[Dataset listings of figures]
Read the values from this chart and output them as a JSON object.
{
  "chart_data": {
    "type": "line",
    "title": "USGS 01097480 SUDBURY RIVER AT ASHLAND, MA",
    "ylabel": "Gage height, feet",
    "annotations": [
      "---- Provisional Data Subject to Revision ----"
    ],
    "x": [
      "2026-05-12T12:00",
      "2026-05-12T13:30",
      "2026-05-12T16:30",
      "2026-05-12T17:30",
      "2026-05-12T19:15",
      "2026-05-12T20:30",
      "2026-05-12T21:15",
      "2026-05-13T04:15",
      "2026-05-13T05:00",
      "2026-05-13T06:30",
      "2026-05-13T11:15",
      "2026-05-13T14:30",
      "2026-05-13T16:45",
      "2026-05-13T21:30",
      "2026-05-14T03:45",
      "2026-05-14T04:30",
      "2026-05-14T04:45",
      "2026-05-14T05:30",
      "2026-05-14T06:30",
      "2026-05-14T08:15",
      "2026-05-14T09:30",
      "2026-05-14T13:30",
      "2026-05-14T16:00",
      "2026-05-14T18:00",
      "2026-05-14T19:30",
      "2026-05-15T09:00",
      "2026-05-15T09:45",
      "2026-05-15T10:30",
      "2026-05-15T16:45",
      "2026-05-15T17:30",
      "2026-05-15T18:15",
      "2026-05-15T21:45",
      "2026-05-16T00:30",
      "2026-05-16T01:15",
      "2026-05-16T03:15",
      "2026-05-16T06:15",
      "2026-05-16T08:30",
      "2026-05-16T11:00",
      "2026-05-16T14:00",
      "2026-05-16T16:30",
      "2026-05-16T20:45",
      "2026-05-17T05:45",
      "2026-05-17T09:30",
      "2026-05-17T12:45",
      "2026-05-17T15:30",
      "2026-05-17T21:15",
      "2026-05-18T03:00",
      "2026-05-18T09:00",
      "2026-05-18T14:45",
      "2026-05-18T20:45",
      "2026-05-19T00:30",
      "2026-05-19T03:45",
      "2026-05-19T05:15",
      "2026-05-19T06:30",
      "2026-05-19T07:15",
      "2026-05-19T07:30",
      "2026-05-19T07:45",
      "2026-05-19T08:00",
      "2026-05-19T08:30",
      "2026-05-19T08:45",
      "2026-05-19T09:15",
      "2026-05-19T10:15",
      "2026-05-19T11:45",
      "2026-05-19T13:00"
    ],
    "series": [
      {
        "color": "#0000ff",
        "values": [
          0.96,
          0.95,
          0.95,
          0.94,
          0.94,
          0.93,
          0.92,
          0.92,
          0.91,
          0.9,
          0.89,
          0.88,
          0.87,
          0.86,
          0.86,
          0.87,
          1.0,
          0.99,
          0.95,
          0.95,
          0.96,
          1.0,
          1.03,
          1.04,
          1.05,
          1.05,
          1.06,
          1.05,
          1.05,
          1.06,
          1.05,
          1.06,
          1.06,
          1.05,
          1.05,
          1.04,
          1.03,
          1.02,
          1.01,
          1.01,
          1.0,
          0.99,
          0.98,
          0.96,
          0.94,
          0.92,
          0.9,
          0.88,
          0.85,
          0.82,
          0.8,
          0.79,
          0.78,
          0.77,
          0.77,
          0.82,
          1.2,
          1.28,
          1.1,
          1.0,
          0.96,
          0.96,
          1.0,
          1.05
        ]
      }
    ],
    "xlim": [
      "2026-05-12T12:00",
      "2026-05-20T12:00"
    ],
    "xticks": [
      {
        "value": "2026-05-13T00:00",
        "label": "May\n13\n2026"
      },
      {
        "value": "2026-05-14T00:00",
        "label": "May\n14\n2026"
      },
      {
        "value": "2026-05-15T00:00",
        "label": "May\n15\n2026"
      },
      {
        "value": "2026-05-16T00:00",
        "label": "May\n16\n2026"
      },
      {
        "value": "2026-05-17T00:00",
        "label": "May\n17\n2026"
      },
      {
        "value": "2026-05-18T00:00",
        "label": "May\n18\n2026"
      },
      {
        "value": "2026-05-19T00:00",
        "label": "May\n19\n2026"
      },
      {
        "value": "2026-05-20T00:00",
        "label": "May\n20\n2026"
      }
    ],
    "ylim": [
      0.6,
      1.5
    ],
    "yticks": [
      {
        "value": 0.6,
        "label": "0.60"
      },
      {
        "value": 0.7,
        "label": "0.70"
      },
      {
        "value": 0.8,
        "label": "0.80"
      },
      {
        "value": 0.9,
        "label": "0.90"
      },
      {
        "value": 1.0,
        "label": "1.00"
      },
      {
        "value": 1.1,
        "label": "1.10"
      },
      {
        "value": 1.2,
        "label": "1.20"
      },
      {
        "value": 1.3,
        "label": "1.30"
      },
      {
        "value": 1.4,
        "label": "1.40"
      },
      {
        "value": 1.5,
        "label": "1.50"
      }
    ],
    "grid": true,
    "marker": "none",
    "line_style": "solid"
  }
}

• **WORK REQUIRED**
Pick out the lines containing the string "values" and show them.

• **WRITTEN SOLUTION**
Read the values from this chart and output them as a JSON object.
        "values": [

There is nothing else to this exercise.